>> START Input data

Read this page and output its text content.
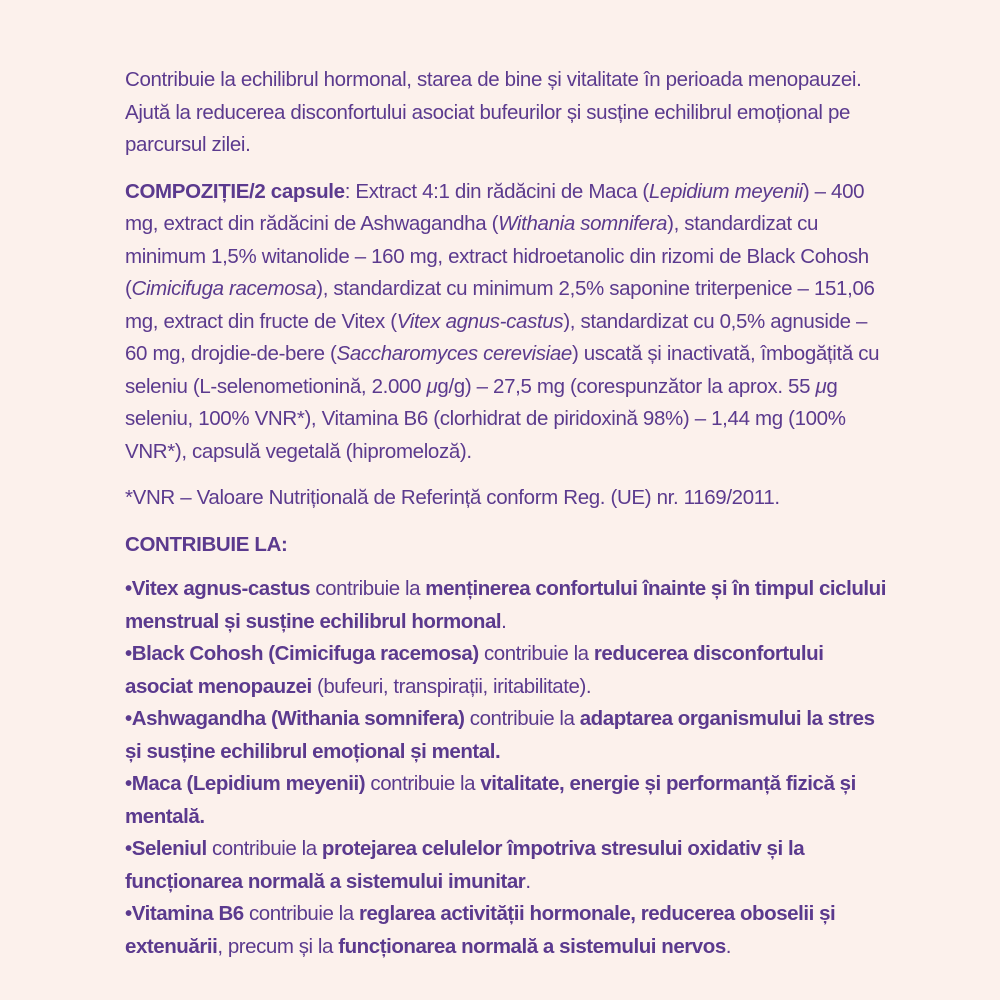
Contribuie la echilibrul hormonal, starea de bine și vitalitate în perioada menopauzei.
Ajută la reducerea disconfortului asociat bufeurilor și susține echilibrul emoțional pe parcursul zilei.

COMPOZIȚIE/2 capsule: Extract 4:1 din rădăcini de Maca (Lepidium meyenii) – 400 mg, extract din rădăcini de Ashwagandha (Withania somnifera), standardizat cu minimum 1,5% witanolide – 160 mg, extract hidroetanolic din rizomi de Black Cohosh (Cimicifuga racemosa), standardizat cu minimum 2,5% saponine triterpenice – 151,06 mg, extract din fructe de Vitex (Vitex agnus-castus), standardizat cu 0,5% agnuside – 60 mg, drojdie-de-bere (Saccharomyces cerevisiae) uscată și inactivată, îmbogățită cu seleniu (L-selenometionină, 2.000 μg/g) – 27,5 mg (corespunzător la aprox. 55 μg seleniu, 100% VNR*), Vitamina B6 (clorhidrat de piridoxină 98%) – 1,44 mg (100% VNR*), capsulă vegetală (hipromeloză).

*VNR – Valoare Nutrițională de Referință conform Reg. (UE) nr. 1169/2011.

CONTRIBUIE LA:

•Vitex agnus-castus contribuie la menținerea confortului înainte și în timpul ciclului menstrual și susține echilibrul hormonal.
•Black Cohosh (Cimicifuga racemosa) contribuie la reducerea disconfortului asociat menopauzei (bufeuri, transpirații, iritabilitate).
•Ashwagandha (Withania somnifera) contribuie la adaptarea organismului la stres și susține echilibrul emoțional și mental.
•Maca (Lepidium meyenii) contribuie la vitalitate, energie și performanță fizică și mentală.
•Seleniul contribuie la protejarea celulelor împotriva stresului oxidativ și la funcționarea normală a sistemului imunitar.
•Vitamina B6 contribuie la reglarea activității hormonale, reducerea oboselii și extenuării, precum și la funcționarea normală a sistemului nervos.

>> END Input data

*What the exercise asks*: Write out the entries above verbatim; the pictures do not belong in your copy.

*In response*:
Read this page and output its text content.
Contribuie la echilibrul hormonal, starea de bine și vitalitate în perioada menopauzei.
Ajută la reducerea disconfortului asociat bufeurilor și susține echilibrul emoțional pe parcursul zilei.

COMPOZIȚIE/2 capsule: Extract 4:1 din rădăcini de Maca (Lepidium meyenii) – 400 mg, extract din rădăcini de Ashwagandha (Withania somnifera), standardizat cu minimum 1,5% witanolide – 160 mg, extract hidroetanolic din rizomi de Black Cohosh (Cimicifuga racemosa), standardizat cu minimum 2,5% saponine triterpenice – 151,06 mg, extract din fructe de Vitex (Vitex agnus-castus), standardizat cu 0,5% agnuside – 60 mg, drojdie-de-bere (Saccharomyces cerevisiae) uscată și inactivată, îmbogățită cu seleniu (L-selenometionină, 2.000 μg/g) – 27,5 mg (corespunzător la aprox. 55 μg seleniu, 100% VNR*), Vitamina B6 (clorhidrat de piridoxină 98%) – 1,44 mg (100% VNR*), capsulă vegetală (hipromeloză).

*VNR – Valoare Nutrițională de Referință conform Reg. (UE) nr. 1169/2011.

CONTRIBUIE LA:

•Vitex agnus-castus contribuie la menținerea confortului înainte și în timpul ciclului menstrual și susține echilibrul hormonal.
•Black Cohosh (Cimicifuga racemosa) contribuie la reducerea disconfortului asociat menopauzei (bufeuri, transpirații, iritabilitate).
•Ashwagandha (Withania somnifera) contribuie la adaptarea organismului la stres și susține echilibrul emoțional și mental.
•Maca (Lepidium meyenii) contribuie la vitalitate, energie și performanță fizică și mentală.
•Seleniul contribuie la protejarea celulelor împotriva stresului oxidativ și la funcționarea normală a sistemului imunitar.
•Vitamina B6 contribuie la reglarea activității hormonale, reducerea oboselii și extenuării, precum și la funcționarea normală a sistemului nervos.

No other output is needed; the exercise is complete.